> **Task goal**
List every line in the rows below that contains the word "device", copying each such line in full.
--- --- ---
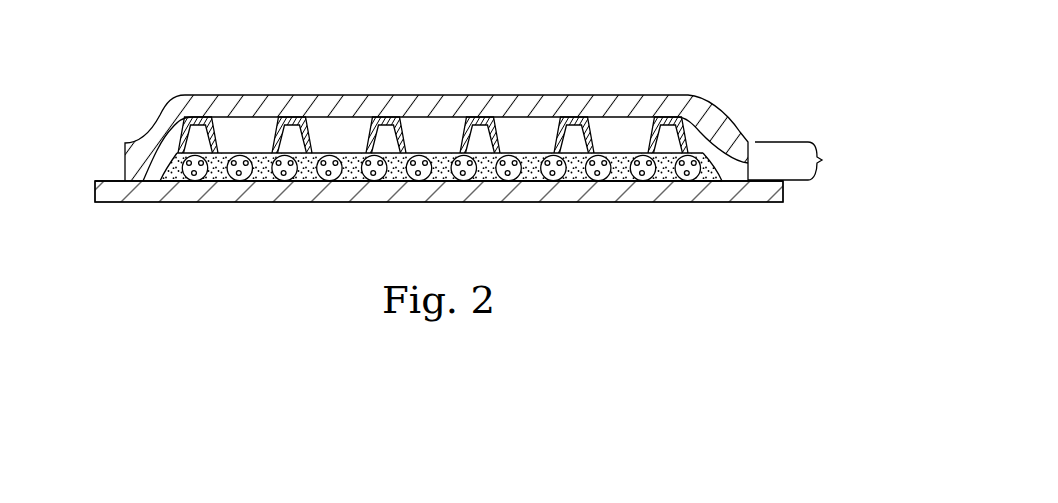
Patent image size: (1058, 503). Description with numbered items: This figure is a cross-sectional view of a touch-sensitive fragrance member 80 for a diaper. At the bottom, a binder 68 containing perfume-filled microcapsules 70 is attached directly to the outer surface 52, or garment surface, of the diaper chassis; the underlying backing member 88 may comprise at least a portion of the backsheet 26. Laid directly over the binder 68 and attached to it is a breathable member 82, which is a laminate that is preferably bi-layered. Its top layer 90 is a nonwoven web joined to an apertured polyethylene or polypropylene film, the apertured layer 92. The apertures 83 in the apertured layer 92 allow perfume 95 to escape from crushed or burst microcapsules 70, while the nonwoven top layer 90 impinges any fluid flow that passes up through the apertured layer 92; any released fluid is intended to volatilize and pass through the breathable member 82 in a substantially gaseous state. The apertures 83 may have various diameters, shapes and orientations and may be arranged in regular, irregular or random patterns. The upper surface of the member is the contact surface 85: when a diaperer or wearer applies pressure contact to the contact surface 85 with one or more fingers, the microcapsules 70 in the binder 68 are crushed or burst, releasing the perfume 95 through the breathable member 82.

The touch-sensitive fragrance member 80 is at (677, 41).
The contact surface 85 is at (543, 94).
The top layer 90 is at (716, 120).
The breathable member 82 is at (803, 161).
The apertures 83 is at (252, 133).
The outer surface 52 is at (107, 181).
The backing member 88 is at (247, 197).
The backsheet 26 is at (357, 197).
The binder 68 is at (487, 174).
The perfume 95 is at (560, 174).
The microcapsules 70 is at (652, 178).
The apertured layer 92 is at (732, 167).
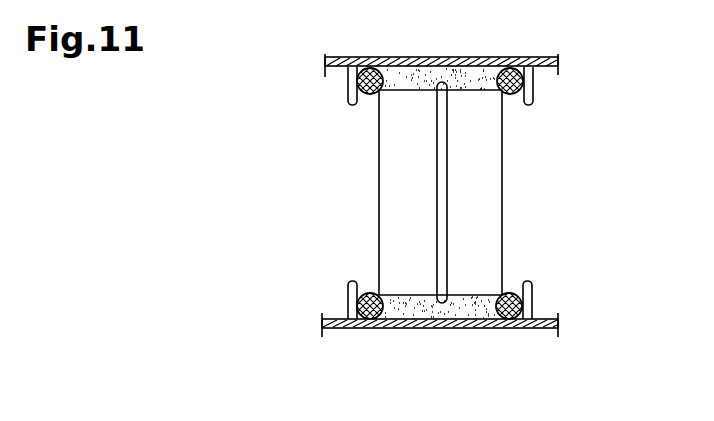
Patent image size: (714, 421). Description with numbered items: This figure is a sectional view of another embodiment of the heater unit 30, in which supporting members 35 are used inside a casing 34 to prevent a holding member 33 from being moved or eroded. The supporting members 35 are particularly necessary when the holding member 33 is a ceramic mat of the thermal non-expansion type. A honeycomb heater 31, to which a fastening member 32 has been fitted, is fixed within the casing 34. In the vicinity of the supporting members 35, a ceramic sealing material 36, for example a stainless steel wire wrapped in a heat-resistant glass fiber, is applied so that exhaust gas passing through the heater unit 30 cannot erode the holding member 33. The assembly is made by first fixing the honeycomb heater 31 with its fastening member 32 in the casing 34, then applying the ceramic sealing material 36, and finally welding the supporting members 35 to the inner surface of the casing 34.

The heater unit 30 is at (513, 47).
The honeycomb heater 31 is at (485, 252).
The fastening member 32 is at (443, 197).
The holding member 33 is at (470, 90).
The casing 34 is at (441, 57).
The supporting member 35 is at (524, 90).
The ceramic sealing material 36 is at (348, 90).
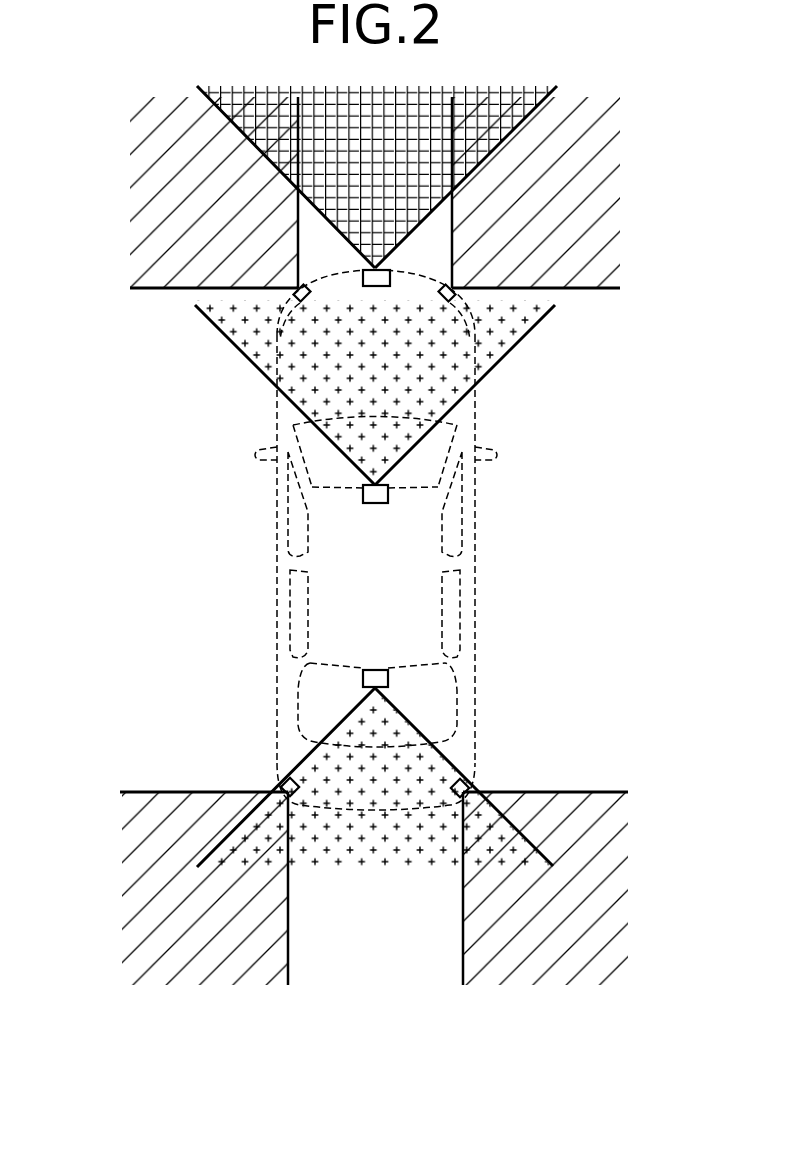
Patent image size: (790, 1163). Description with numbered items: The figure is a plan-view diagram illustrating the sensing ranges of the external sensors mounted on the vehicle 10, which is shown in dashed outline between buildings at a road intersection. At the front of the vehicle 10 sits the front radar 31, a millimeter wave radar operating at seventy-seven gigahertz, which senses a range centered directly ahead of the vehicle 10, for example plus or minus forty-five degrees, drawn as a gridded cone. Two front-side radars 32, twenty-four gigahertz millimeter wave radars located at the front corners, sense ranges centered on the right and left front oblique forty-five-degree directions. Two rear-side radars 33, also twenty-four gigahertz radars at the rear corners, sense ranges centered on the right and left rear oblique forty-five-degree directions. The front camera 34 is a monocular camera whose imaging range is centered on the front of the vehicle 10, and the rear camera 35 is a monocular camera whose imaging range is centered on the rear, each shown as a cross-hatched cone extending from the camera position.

The vehicle 10 is at (477, 563).
The front radar 31 is at (390, 270).
The front-side radars 32 is at (667, 300).
The rear-side radars 33 is at (468, 780).
The front camera 34 is at (388, 492).
The rear camera 35 is at (388, 676).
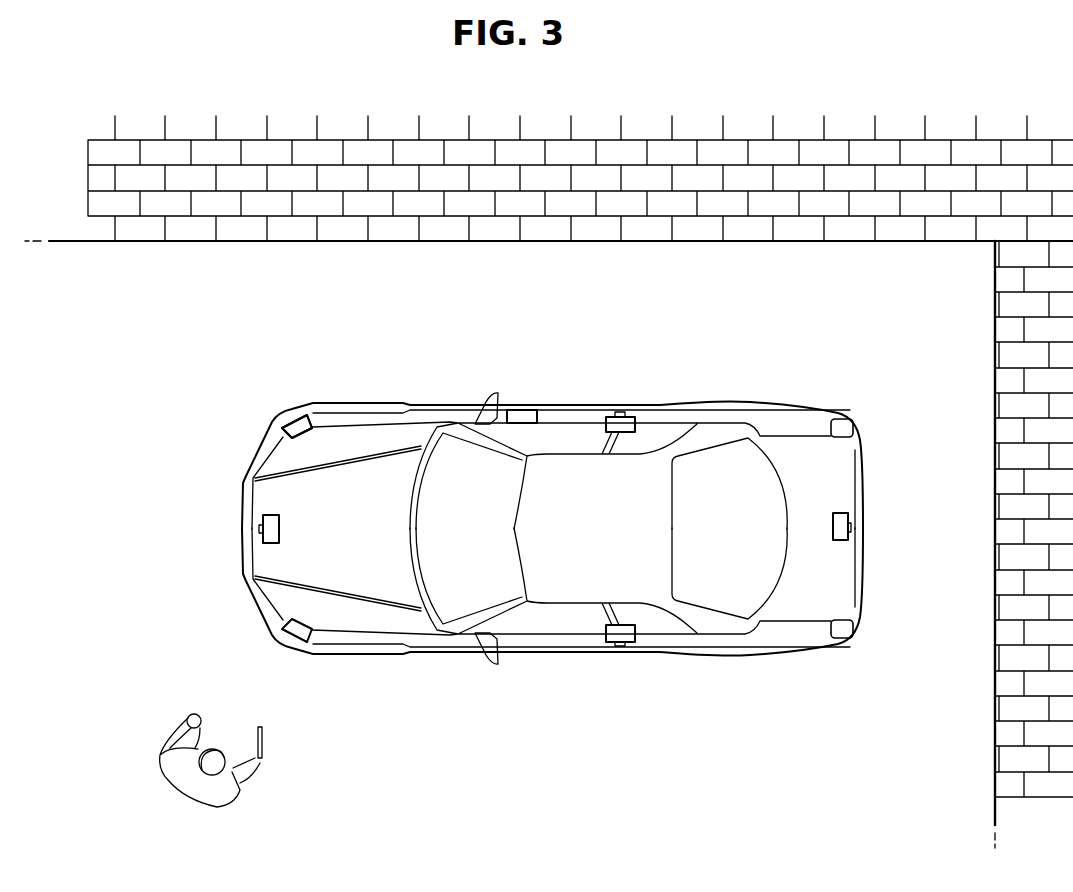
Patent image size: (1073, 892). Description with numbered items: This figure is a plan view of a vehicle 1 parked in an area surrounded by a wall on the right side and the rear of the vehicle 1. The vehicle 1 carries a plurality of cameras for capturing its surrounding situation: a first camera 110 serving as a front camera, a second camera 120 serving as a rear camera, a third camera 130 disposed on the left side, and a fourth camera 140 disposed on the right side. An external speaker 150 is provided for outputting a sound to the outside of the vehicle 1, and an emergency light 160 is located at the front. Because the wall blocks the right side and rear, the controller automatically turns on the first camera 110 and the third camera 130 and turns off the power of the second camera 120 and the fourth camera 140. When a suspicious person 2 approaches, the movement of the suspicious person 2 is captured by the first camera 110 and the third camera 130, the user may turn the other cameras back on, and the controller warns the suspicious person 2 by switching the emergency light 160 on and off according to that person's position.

The vehicle 1 is at (794, 345).
The suspicious person 2 is at (196, 783).
The first camera 110 is at (280, 529).
The second camera 120 is at (833, 528).
The third camera 130 is at (620, 647).
The fourth camera 140 is at (620, 412).
The external speaker 150 is at (528, 411).
The emergency light 160 is at (302, 425).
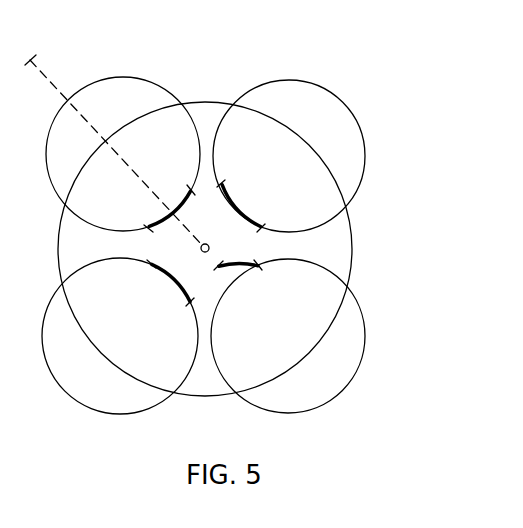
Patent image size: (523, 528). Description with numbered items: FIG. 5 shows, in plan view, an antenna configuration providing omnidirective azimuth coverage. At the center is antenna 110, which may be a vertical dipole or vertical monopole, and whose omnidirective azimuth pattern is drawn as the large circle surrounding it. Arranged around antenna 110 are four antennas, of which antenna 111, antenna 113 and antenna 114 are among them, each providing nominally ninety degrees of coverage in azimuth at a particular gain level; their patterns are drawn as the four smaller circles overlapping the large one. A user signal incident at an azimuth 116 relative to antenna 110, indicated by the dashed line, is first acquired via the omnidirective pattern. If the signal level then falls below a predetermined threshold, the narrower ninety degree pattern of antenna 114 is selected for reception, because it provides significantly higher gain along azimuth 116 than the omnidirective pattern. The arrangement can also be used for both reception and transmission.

The antenna 110 is at (206, 252).
The antenna 111 is at (235, 210).
The antenna 113 is at (176, 283).
The antenna 114 is at (170, 215).
The azimuth 116 is at (34, 58).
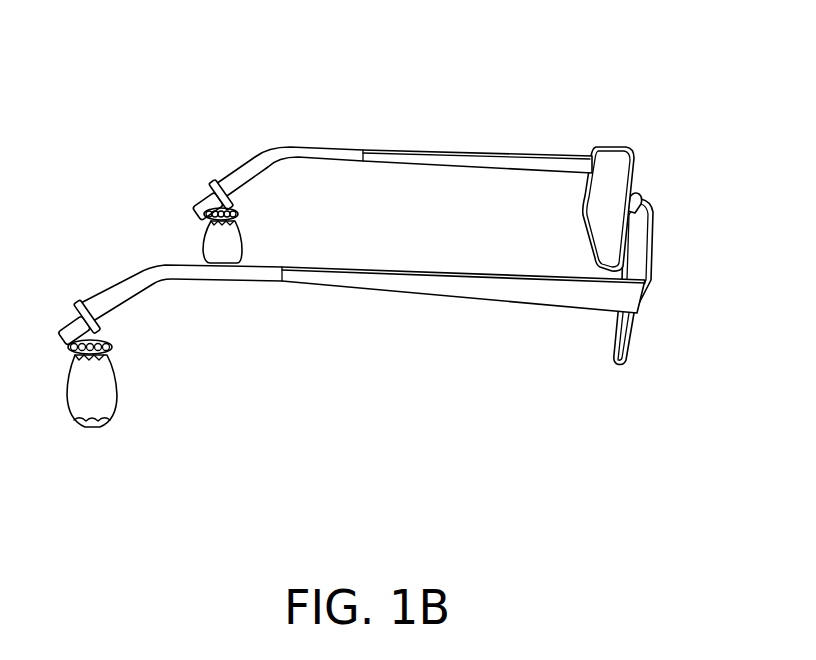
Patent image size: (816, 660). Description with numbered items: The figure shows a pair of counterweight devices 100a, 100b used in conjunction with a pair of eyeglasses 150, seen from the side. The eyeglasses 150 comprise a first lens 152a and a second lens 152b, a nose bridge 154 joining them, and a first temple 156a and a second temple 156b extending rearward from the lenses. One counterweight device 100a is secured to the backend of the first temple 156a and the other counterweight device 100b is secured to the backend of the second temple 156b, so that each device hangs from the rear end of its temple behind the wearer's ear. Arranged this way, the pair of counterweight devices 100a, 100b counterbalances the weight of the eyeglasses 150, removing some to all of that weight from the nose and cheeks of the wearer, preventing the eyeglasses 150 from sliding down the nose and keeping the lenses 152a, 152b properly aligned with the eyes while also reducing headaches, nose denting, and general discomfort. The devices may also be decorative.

The eyeglasses 150 is at (421, 224).
The first lens 152a is at (620, 162).
The second lens 152b is at (652, 240).
The nose bridge 154 is at (636, 198).
The first temple 156a is at (432, 158).
The second temple 156b is at (457, 277).
The counterweight device 100a is at (227, 250).
The counterweight device 100b is at (100, 395).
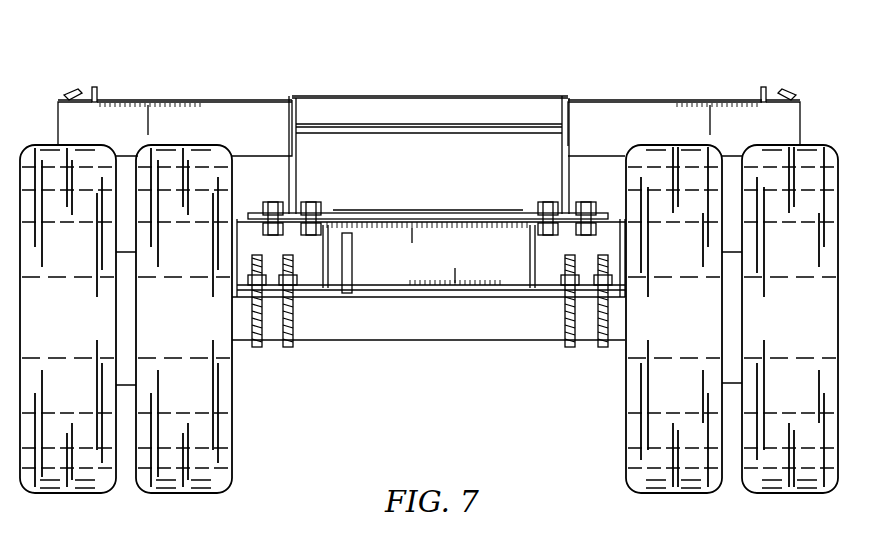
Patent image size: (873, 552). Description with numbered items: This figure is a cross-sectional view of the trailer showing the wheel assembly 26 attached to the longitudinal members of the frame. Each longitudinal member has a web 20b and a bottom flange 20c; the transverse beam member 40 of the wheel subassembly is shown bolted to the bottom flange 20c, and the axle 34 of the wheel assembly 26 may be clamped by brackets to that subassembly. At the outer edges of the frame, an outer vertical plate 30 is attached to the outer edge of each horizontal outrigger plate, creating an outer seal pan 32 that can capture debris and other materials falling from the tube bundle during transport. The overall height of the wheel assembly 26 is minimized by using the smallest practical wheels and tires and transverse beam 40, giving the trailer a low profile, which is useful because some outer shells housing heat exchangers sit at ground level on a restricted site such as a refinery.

The web 20b is at (297, 168).
The bottom flange 20c is at (283, 201).
The wheel assembly 26 is at (793, 490).
The outer vertical plate 30 is at (91, 87).
The outer seal pan 32 is at (171, 56).
The axle 34 is at (452, 322).
The transverse beam member 40 is at (397, 268).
--- --- ---
> **The response**
Patent image size: (816, 660). Description with numbered items: The figure shows a pair of counterweight devices 100a, 100b used in conjunction with a pair of eyeglasses 150, seen from the side. The eyeglasses 150 comprise a first lens 152a and a second lens 152b, a nose bridge 154 joining them, and a first temple 156a and a second temple 156b extending rearward from the lenses. One counterweight device 100a is secured to the backend of the first temple 156a and the other counterweight device 100b is secured to the backend of the second temple 156b, so that each device hangs from the rear end of its temple behind the wearer's ear. Arranged this way, the pair of counterweight devices 100a, 100b counterbalances the weight of the eyeglasses 150, removing some to all of that weight from the nose and cheeks of the wearer, preventing the eyeglasses 150 from sliding down the nose and keeping the lenses 152a, 152b properly aligned with the eyes while also reducing headaches, nose denting, and general discomfort. The devices may also be decorative.
The counterweight device 100a is at (227, 250).
The counterweight device 100b is at (100, 395).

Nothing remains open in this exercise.